Entries:
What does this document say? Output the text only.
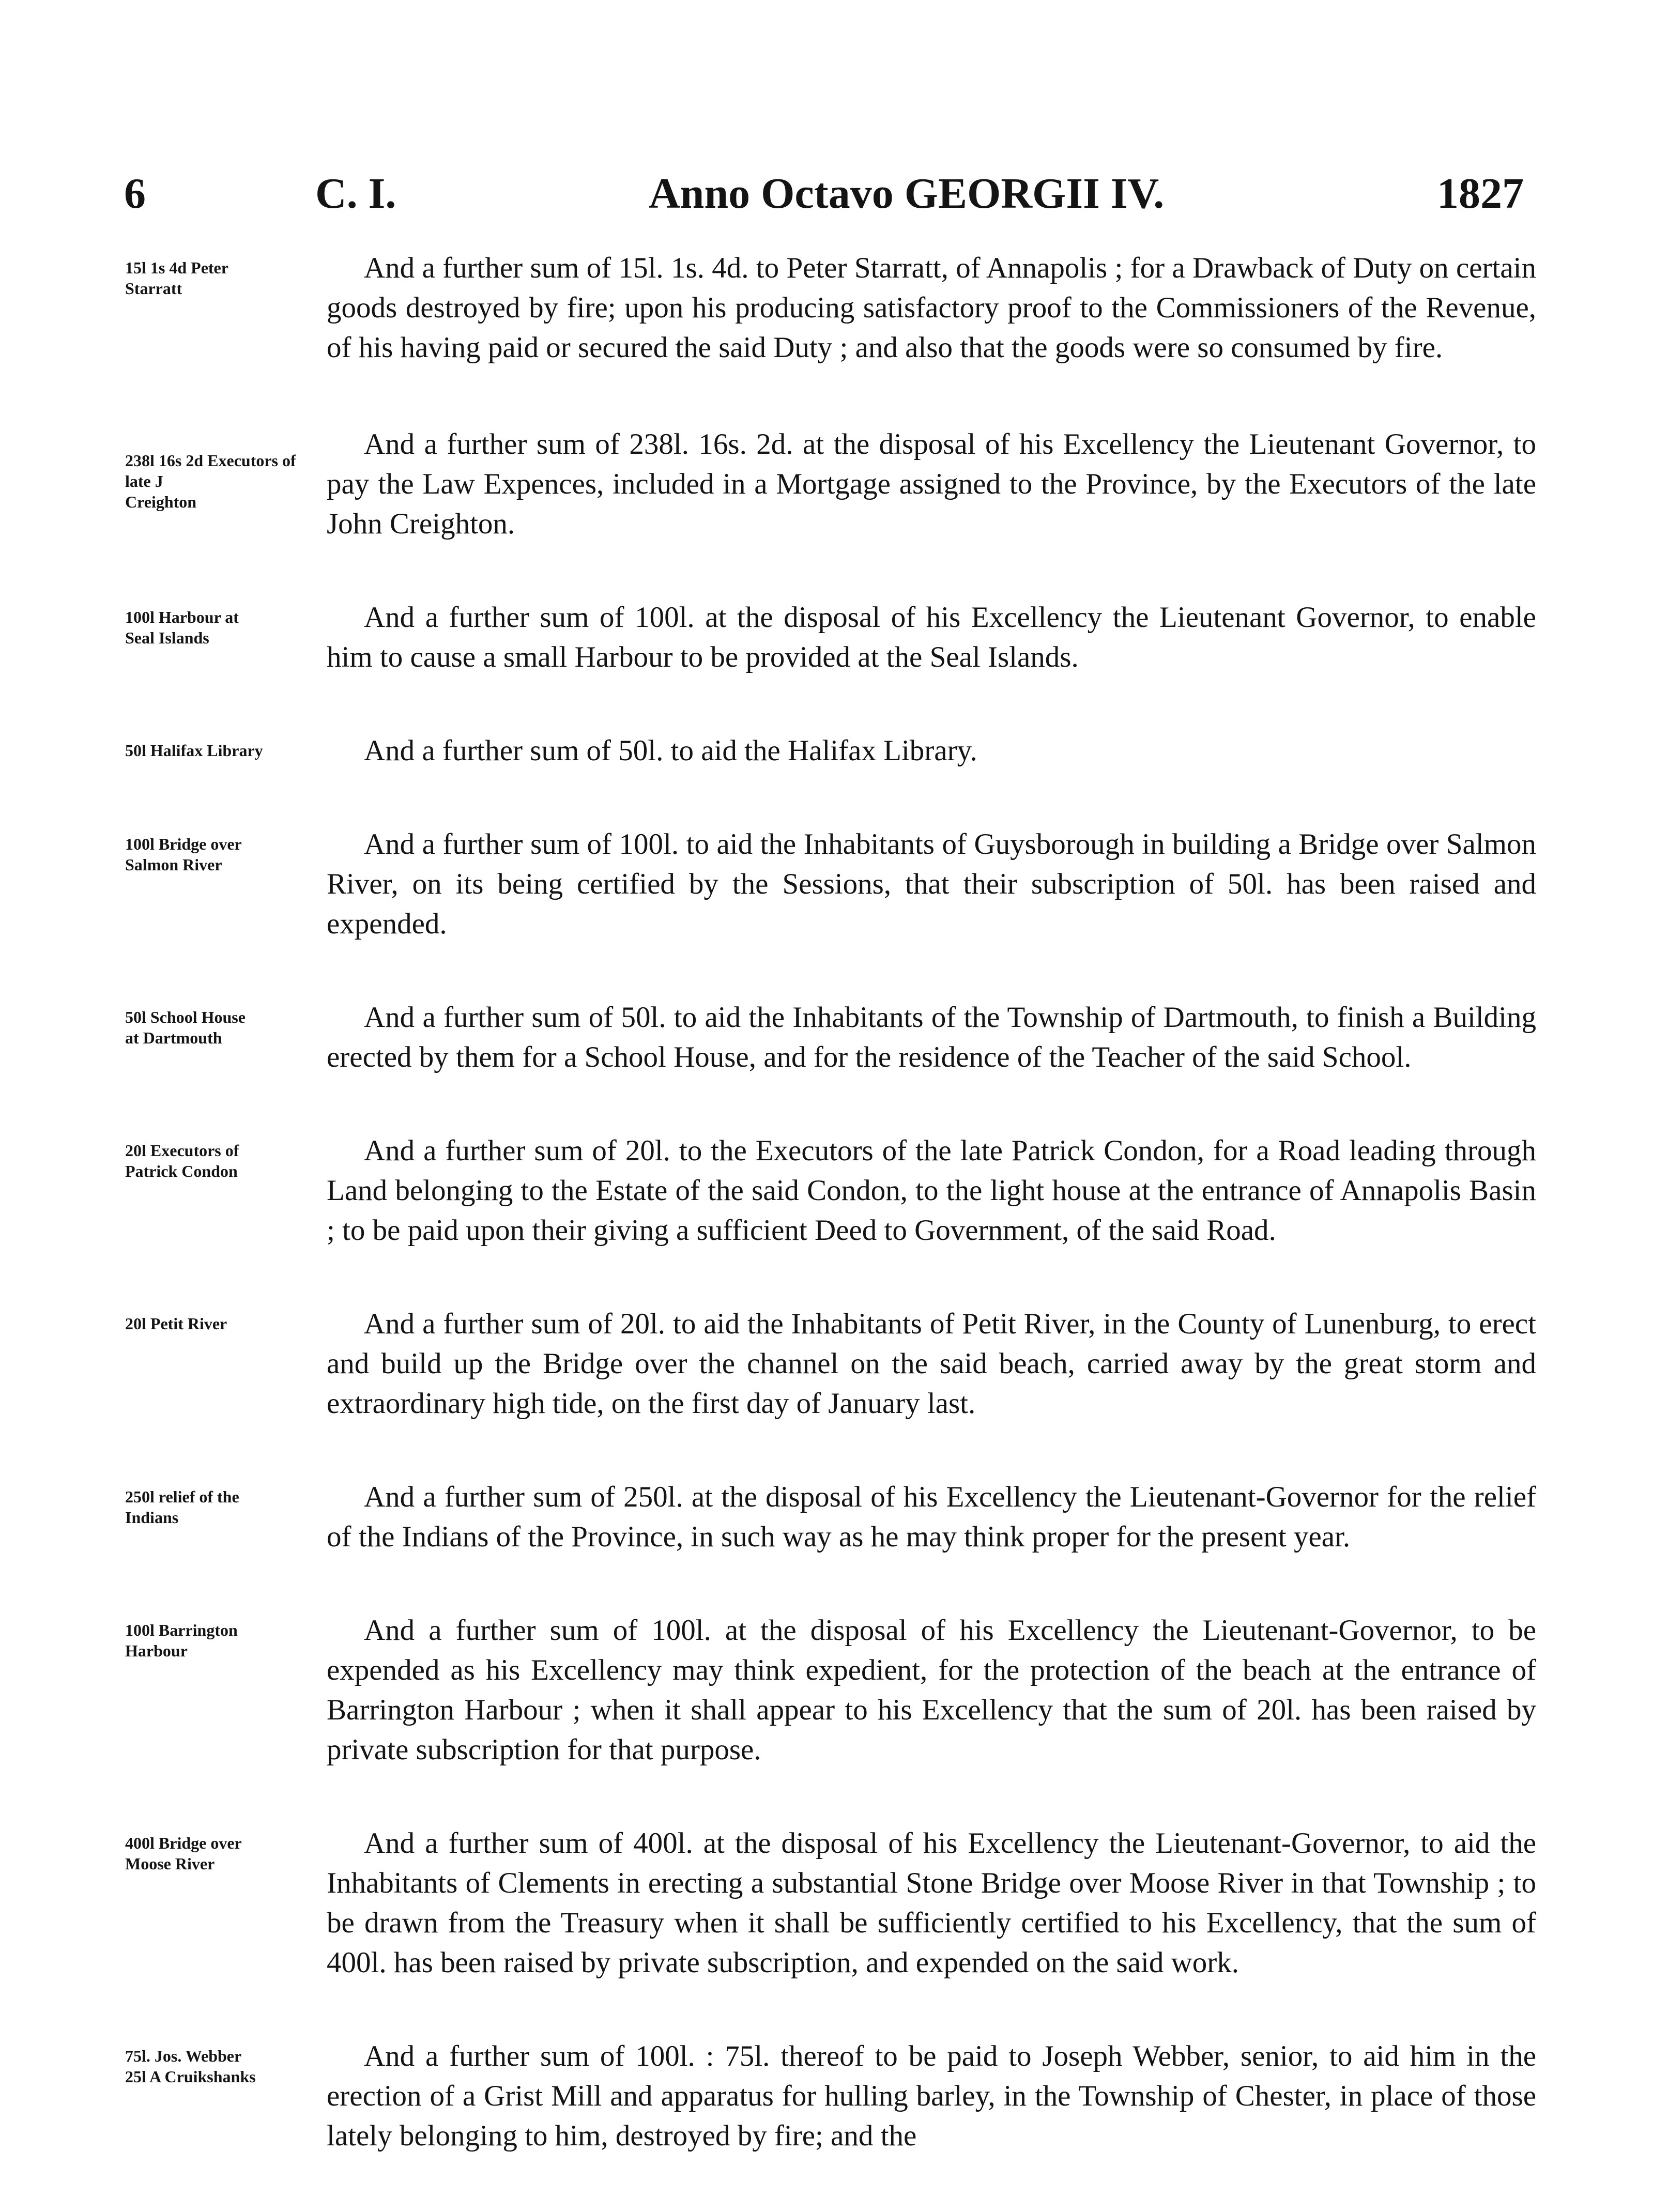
6	C. I.	Anno Octavo GEORGII IV.	1827
15l 1s 4d Peter
Starratt
And a further sum of 15l. 1s. 4d. to Peter Starratt, of Annapolis ; for a Drawback of Duty on certain goods destroyed by fire; upon his producing satisfactory proof to the Commissioners of the Revenue, of his having paid or secured the said Duty ; and also that the goods were so consumed by fire.
238l 16s 2d Executors of late J
Creighton
And a further sum of 238l. 16s. 2d. at the disposal of his Excellency the Lieutenant Governor, to pay the Law Expences, included in a Mortgage assigned to the Province, by the Executors of the late John Creighton.
100l Harbour at
Seal Islands
And a further sum of 100l. at the disposal of his Excellency the Lieutenant Governor, to enable him to cause a small Harbour to be provided at the Seal Islands.
50l Halifax Library	And a further sum of 50l. to aid the Halifax Library.
100l Bridge over
Salmon River
And a further sum of 100l. to aid the Inhabitants of Guysborough in building a Bridge over Salmon River, on its being certified by the Sessions, that their subscription of 50l. has been raised and expended.
50l School House
at Dartmouth
And a further sum of 50l. to aid the Inhabitants of the Township of Dartmouth, to finish a Building erected by them for a School House, and for the residence of the Teacher of the said School.
20l Executors of
Patrick Condon
And a further sum of 20l. to the Executors of the late Patrick Condon, for a Road leading through Land belonging to the Estate of the said Condon, to the light house at the entrance of Annapolis Basin ; to be paid upon their giving a sufficient Deed to Government, of the said Road.
20l Petit River	And a further sum of 20l. to aid the Inhabitants of Petit River, in the County of Lunenburg, to erect and build up the Bridge over the channel on the said beach, carried away by the great storm and extraordinary high tide, on the first day of January last.
250l relief of the
Indians
And a further sum of 250l. at the disposal of his Excellency the Lieutenant-Governor for the relief of the Indians of the Province, in such way as he may think proper for the present year.
100l Barrington
Harbour
And a further sum of 100l. at the disposal of his Excellency the Lieutenant-Governor, to be expended as his Excellency may think expedient, for the protection of the beach at the entrance of Barrington Harbour ; when it shall appear to his Excellency that the sum of 20l. has been raised by private subscription for that purpose.
400l Bridge over
Moose River
And a further sum of 400l. at the disposal of his Excellency the Lieutenant-Governor, to aid the Inhabitants of Clements in erecting a substantial Stone Bridge over Moose River in that Township ; to be drawn from the Treasury when it shall be sufficiently certified to his Excellency, that the sum of 400l. has been raised by private subscription, and expended on the said work.
75l. Jos. Webber
25l A Cruikshanks
And a further sum of 100l. : 75l. thereof to be paid to Joseph Webber, senior, to aid him in the erection of a Grist Mill and apparatus for hulling barley, in the Township of Chester, in place of those lately belonging to him, destroyed by fire; and the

Job: Across the entries, how many lines hold the word "Township"? Say only the number.

The response: 3